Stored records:
◆ ◆ ◆ ◆ ◆ ◆ ◆
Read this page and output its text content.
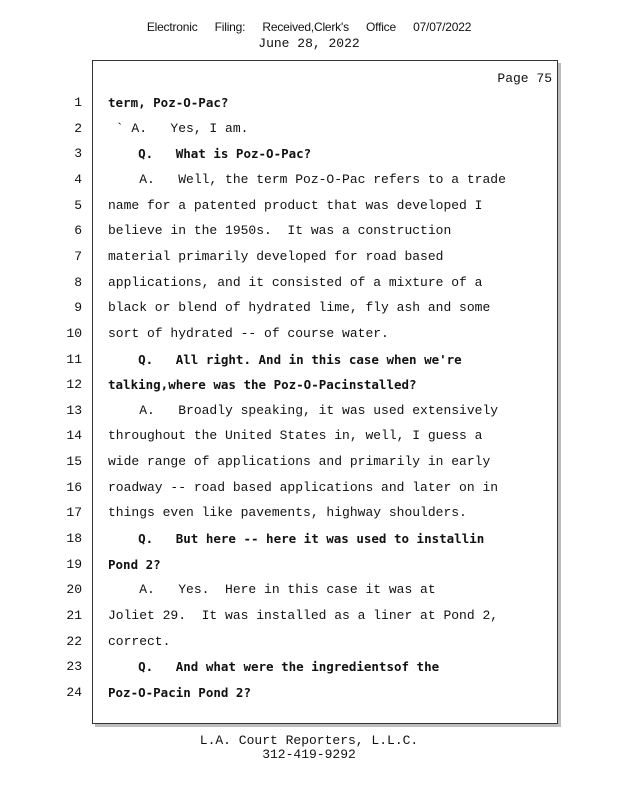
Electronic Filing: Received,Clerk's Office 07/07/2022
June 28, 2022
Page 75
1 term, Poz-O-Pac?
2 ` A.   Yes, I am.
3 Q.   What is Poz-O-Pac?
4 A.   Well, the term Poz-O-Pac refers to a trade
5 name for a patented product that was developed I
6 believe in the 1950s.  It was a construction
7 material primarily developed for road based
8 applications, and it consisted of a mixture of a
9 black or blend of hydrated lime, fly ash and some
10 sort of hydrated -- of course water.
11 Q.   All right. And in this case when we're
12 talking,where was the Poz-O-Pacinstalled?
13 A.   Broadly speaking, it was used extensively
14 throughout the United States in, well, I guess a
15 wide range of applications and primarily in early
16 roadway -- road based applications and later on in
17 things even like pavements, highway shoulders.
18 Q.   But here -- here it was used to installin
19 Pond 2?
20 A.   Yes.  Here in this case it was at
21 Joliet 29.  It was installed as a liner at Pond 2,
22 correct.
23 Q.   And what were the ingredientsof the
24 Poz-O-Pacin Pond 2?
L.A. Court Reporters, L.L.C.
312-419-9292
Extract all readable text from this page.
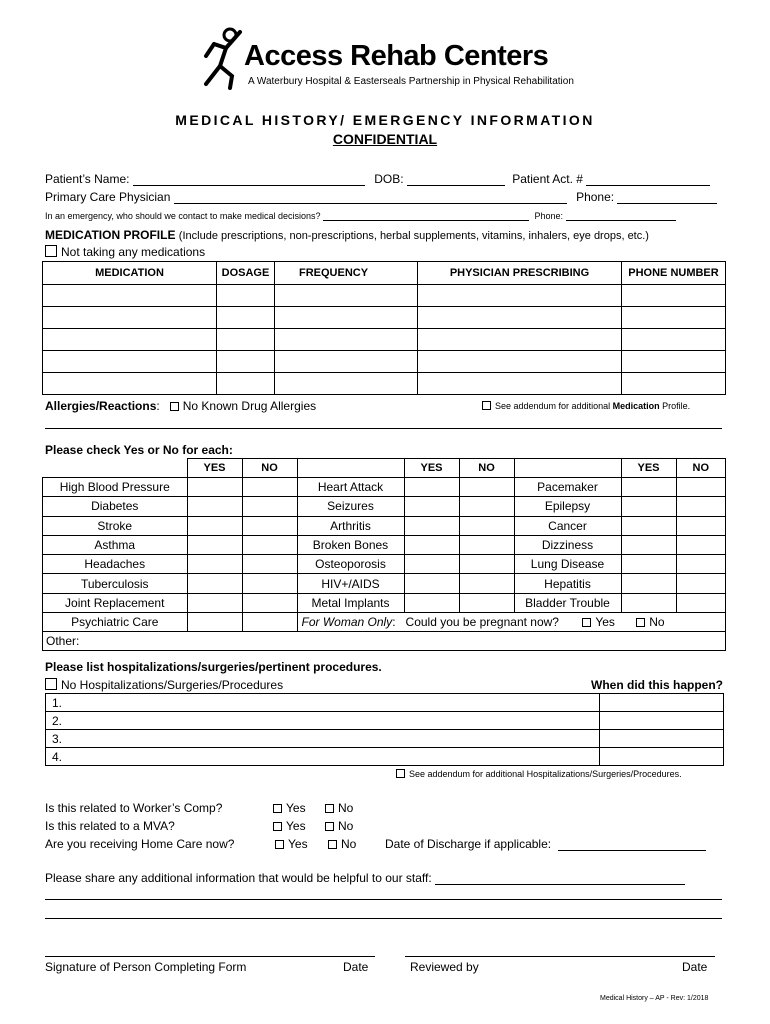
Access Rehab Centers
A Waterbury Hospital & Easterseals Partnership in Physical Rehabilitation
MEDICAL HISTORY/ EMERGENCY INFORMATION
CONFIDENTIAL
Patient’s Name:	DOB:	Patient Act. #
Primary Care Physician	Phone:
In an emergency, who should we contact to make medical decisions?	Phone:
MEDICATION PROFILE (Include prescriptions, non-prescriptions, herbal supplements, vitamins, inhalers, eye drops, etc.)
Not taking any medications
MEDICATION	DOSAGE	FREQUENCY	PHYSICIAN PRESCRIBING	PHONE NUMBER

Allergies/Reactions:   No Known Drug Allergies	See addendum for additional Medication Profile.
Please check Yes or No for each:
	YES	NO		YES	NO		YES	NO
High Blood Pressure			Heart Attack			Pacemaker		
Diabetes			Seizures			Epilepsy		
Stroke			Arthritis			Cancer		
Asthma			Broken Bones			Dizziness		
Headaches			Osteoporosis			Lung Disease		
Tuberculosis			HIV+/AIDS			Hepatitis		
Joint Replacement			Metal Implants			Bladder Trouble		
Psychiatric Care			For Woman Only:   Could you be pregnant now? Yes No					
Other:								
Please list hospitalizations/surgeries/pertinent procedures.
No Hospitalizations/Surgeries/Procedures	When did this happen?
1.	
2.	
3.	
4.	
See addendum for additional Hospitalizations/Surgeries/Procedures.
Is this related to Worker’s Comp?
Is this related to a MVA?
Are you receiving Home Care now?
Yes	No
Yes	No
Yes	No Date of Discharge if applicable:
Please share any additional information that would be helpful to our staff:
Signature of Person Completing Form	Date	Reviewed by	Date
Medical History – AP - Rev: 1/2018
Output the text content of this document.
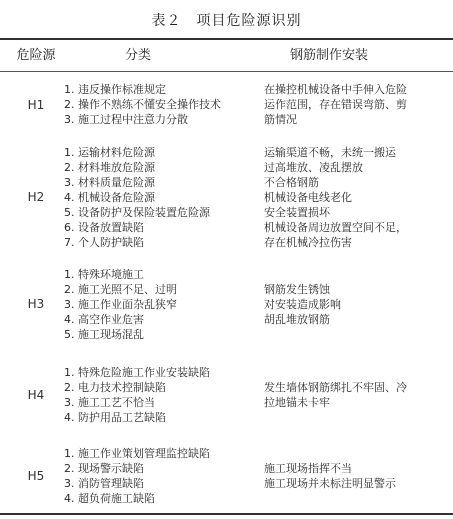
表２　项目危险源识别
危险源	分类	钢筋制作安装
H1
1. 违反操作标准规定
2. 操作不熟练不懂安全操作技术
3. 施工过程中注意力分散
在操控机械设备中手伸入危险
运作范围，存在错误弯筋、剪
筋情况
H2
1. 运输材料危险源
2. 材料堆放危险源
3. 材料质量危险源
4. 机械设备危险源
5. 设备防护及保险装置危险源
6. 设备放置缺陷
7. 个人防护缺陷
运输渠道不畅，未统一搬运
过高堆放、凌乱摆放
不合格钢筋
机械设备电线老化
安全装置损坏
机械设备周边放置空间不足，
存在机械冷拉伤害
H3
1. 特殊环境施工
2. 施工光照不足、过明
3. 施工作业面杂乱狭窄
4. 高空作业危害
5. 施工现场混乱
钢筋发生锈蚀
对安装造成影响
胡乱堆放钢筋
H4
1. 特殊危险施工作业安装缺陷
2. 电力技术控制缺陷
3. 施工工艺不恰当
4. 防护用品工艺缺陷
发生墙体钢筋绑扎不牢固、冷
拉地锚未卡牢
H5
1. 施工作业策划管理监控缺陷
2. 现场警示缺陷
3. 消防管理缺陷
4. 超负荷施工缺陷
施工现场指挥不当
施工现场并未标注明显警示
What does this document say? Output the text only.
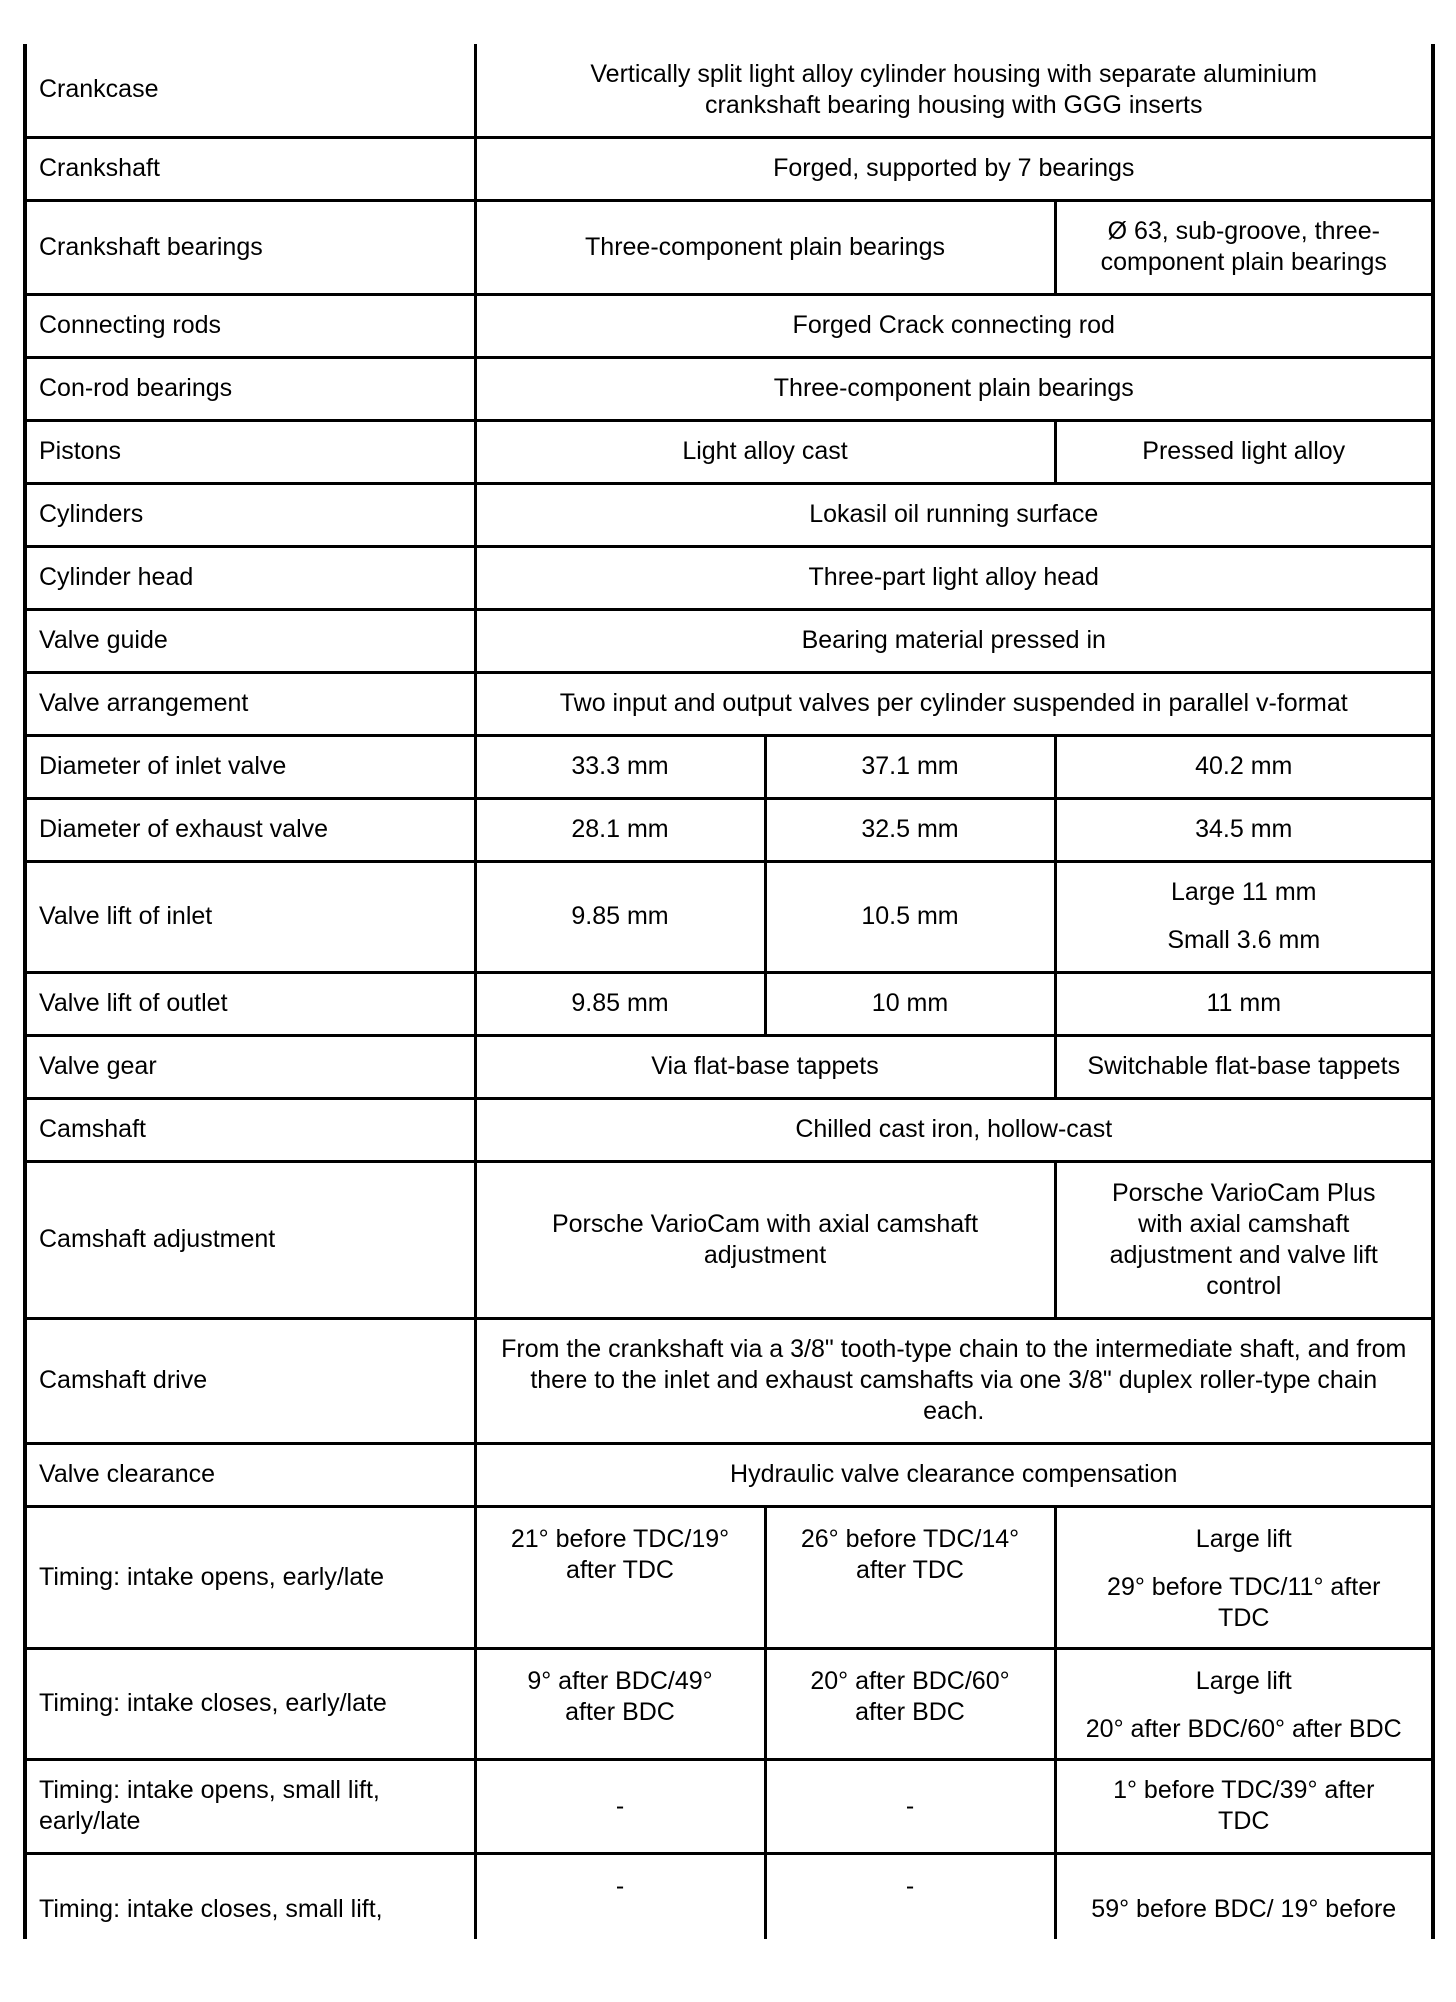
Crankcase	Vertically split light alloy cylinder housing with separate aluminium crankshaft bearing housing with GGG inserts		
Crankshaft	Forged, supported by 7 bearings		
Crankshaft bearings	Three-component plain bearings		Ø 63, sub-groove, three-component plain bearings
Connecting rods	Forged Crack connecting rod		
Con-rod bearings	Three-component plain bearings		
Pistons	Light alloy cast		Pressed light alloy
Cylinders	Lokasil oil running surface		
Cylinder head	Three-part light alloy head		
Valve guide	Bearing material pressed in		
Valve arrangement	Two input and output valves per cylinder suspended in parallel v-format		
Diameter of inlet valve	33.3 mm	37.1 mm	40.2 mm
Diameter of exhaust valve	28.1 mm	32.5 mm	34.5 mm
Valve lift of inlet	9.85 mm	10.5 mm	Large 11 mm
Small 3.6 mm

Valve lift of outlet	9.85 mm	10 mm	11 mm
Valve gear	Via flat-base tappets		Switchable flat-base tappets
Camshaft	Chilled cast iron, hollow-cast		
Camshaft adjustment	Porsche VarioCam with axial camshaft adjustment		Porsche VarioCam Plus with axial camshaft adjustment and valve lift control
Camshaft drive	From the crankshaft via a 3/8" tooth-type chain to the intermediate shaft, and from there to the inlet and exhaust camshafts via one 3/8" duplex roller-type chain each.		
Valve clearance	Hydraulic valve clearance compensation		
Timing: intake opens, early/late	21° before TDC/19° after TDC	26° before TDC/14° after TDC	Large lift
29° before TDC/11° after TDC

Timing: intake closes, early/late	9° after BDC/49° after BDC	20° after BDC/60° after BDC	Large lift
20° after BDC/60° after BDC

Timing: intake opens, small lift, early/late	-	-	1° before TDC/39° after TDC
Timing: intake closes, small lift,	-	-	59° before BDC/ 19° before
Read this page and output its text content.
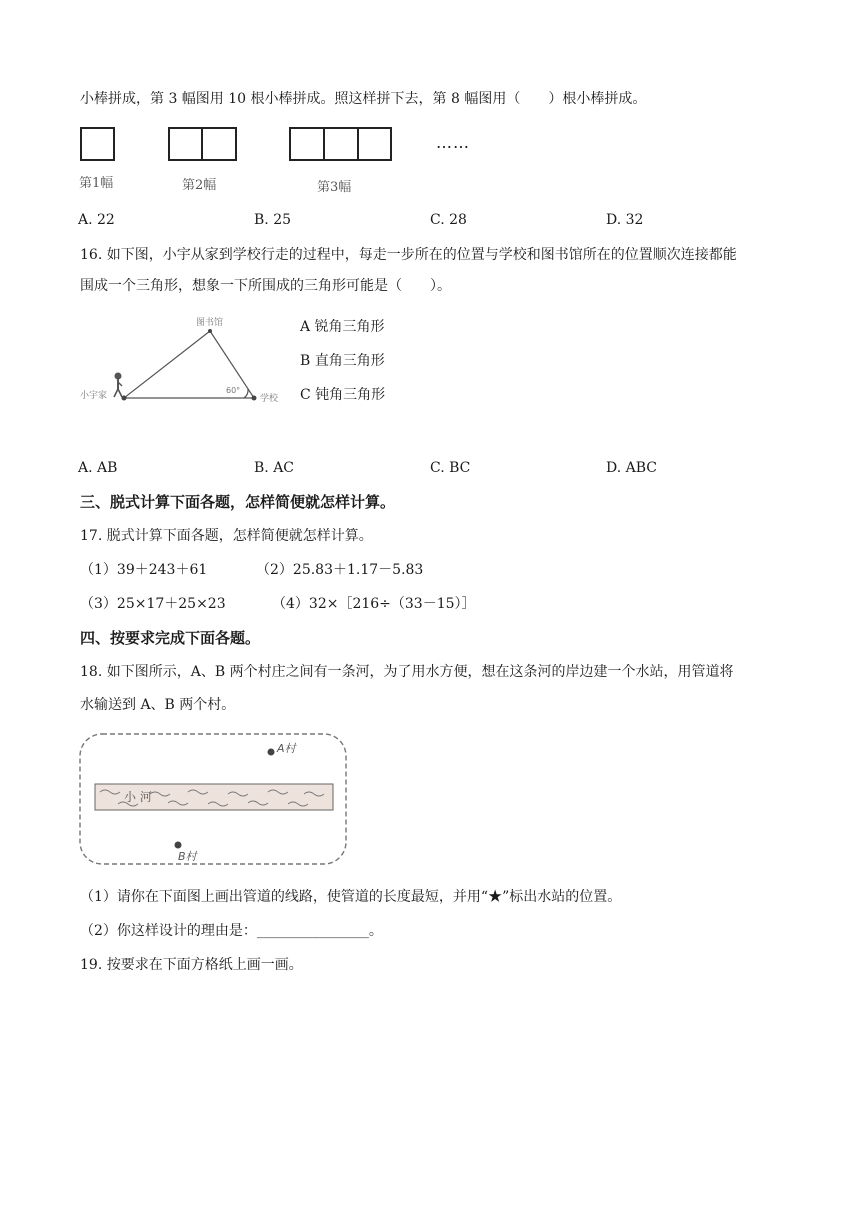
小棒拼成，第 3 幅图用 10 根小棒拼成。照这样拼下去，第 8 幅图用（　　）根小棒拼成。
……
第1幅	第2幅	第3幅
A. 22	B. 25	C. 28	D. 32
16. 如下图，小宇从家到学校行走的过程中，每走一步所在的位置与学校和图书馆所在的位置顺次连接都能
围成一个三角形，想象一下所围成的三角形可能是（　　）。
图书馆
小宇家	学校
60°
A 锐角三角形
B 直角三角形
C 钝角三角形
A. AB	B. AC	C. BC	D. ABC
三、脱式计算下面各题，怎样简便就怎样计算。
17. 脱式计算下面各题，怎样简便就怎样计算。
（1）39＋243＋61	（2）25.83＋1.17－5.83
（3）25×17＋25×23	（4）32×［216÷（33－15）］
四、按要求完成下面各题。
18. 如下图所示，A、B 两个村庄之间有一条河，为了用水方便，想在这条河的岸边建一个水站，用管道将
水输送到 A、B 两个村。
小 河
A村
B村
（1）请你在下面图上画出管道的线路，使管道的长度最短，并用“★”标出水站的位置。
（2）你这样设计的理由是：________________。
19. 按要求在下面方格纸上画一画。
◆ ◆ ◆ ◆ ◆ ◆ ◆
-- WHAT YOU NEED TO DO --
Apart from the pictures, the entries above are to be repeated in full and exactly.

-- EXERCISE ANSWER --
Read this page and output its text content.
Electronic Filing: Received,Clerk's Office 07/07/2022
June 28, 2022
Page 75
1 term, Poz-O-Pac?
2 ` A.   Yes, I am.
3 Q.   What is Poz-O-Pac?
4 A.   Well, the term Poz-O-Pac refers to a trade
5 name for a patented product that was developed I
6 believe in the 1950s.  It was a construction
7 material primarily developed for road based
8 applications, and it consisted of a mixture of a
9 black or blend of hydrated lime, fly ash and some
10 sort of hydrated -- of course water.
11 Q.   All right. And in this case when we're
12 talking,where was the Poz-O-Pacinstalled?
13 A.   Broadly speaking, it was used extensively
14 throughout the United States in, well, I guess a
15 wide range of applications and primarily in early
16 roadway -- road based applications and later on in
17 things even like pavements, highway shoulders.
18 Q.   But here -- here it was used to installin
19 Pond 2?
20 A.   Yes.  Here in this case it was at
21 Joliet 29.  It was installed as a liner at Pond 2,
22 correct.
23 Q.   And what were the ingredientsof the
24 Poz-O-Pacin Pond 2?
L.A. Court Reporters, L.L.C.
312-419-9292
Extract all readable text from this page.
Access Rehab Centers
A Waterbury Hospital & Easterseals Partnership in Physical Rehabilitation
MEDICAL HISTORY/ EMERGENCY INFORMATION
CONFIDENTIAL
Patient’s Name:	DOB:	Patient Act. #
Primary Care Physician	Phone:
In an emergency, who should we contact to make medical decisions?	Phone:
MEDICATION PROFILE (Include prescriptions, non-prescriptions, herbal supplements, vitamins, inhalers, eye drops, etc.)
Not taking any medications
MEDICATION	DOSAGE	FREQUENCY	PHYSICIAN PRESCRIBING	PHONE NUMBER

Allergies/Reactions:   No Known Drug Allergies	See addendum for additional Medication Profile.
Please check Yes or No for each:
	YES	NO		YES	NO		YES	NO
High Blood Pressure			Heart Attack			Pacemaker		
Diabetes			Seizures			Epilepsy		
Stroke			Arthritis			Cancer		
Asthma			Broken Bones			Dizziness		
Headaches			Osteoporosis			Lung Disease		
Tuberculosis			HIV+/AIDS			Hepatitis		
Joint Replacement			Metal Implants			Bladder Trouble		
Psychiatric Care			For Woman Only:   Could you be pregnant now? Yes No					
Other:								
Please list hospitalizations/surgeries/pertinent procedures.
No Hospitalizations/Surgeries/Procedures	When did this happen?
1.	
2.	
3.	
4.	
See addendum for additional Hospitalizations/Surgeries/Procedures.
Is this related to Worker’s Comp?
Is this related to a MVA?
Are you receiving Home Care now?
Yes	No
Yes	No
Yes	No Date of Discharge if applicable:
Please share any additional information that would be helpful to our staff:
Signature of Person Completing Form	Date	Reviewed by	Date
Medical History – AP - Rev: 1/2018
Output the text content of this document.
表２　项目危险源识别
危险源	分类	钢筋制作安装
H1
1. 违反操作标准规定
2. 操作不熟练不懂安全操作技术
3. 施工过程中注意力分散
在操控机械设备中手伸入危险
运作范围，存在错误弯筋、剪
筋情况
H2
1. 运输材料危险源
2. 材料堆放危险源
3. 材料质量危险源
4. 机械设备危险源
5. 设备防护及保险装置危险源
6. 设备放置缺陷
7. 个人防护缺陷
运输渠道不畅，未统一搬运
过高堆放、凌乱摆放
不合格钢筋
机械设备电线老化
安全装置损坏
机械设备周边放置空间不足，
存在机械冷拉伤害
H3
1. 特殊环境施工
2. 施工光照不足、过明
3. 施工作业面杂乱狭窄
4. 高空作业危害
5. 施工现场混乱
钢筋发生锈蚀
对安装造成影响
胡乱堆放钢筋
H4
1. 特殊危险施工作业安装缺陷
2. 电力技术控制缺陷
3. 施工工艺不恰当
4. 防护用品工艺缺陷
发生墙体钢筋绑扎不牢固、冷
拉地锚未卡牢
H5
1. 施工作业策划管理监控缺陷
2. 现场警示缺陷
3. 消防管理缺陷
4. 超负荷施工缺陷
施工现场指挥不当
施工现场并未标注明显警示
What does this document say? Output the text only.
Crankcase	Vertically split light alloy cylinder housing with separate aluminium crankshaft bearing housing with GGG inserts		
Crankshaft	Forged, supported by 7 bearings		
Crankshaft bearings	Three-component plain bearings		Ø 63, sub-groove, three-component plain bearings
Connecting rods	Forged Crack connecting rod		
Con-rod bearings	Three-component plain bearings		
Pistons	Light alloy cast		Pressed light alloy
Cylinders	Lokasil oil running surface		
Cylinder head	Three-part light alloy head		
Valve guide	Bearing material pressed in		
Valve arrangement	Two input and output valves per cylinder suspended in parallel v-format		
Diameter of inlet valve	33.3 mm	37.1 mm	40.2 mm
Diameter of exhaust valve	28.1 mm	32.5 mm	34.5 mm
Valve lift of inlet	9.85 mm	10.5 mm	Large 11 mm
Small 3.6 mm

Valve lift of outlet	9.85 mm	10 mm	11 mm
Valve gear	Via flat-base tappets		Switchable flat-base tappets
Camshaft	Chilled cast iron, hollow-cast		
Camshaft adjustment	Porsche VarioCam with axial camshaft adjustment		Porsche VarioCam Plus with axial camshaft adjustment and valve lift control
Camshaft drive	From the crankshaft via a 3/8" tooth-type chain to the intermediate shaft, and from there to the inlet and exhaust camshafts via one 3/8" duplex roller-type chain each.		
Valve clearance	Hydraulic valve clearance compensation		
Timing: intake opens, early/late	21° before TDC/19° after TDC	26° before TDC/14° after TDC	Large lift
29° before TDC/11° after TDC

Timing: intake closes, early/late	9° after BDC/49° after BDC	20° after BDC/60° after BDC	Large lift
20° after BDC/60° after BDC

Timing: intake opens, small lift, early/late	-	-	1° before TDC/39° after TDC
Timing: intake closes, small lift,	-	-	59° before BDC/ 19° before
Read this page and output its text content.
小棒拼成，第 3 幅图用 10 根小棒拼成。照这样拼下去，第 8 幅图用（　　）根小棒拼成。
……
第1幅	第2幅	第3幅
A. 22	B. 25	C. 28	D. 32
16. 如下图，小宇从家到学校行走的过程中，每走一步所在的位置与学校和图书馆所在的位置顺次连接都能
围成一个三角形，想象一下所围成的三角形可能是（　　）。
图书馆
小宇家	学校
60°
A 锐角三角形
B 直角三角形
C 钝角三角形
A. AB	B. AC	C. BC	D. ABC
三、脱式计算下面各题，怎样简便就怎样计算。
17. 脱式计算下面各题，怎样简便就怎样计算。
（1）39＋243＋61	（2）25.83＋1.17－5.83
（3）25×17＋25×23	（4）32×［216÷（33－15）］
四、按要求完成下面各题。
18. 如下图所示，A、B 两个村庄之间有一条河，为了用水方便，想在这条河的岸边建一个水站，用管道将
水输送到 A、B 两个村。
小 河
A村
B村
（1）请你在下面图上画出管道的线路，使管道的长度最短，并用“★”标出水站的位置。
（2）你这样设计的理由是：________________。
19. 按要求在下面方格纸上画一画。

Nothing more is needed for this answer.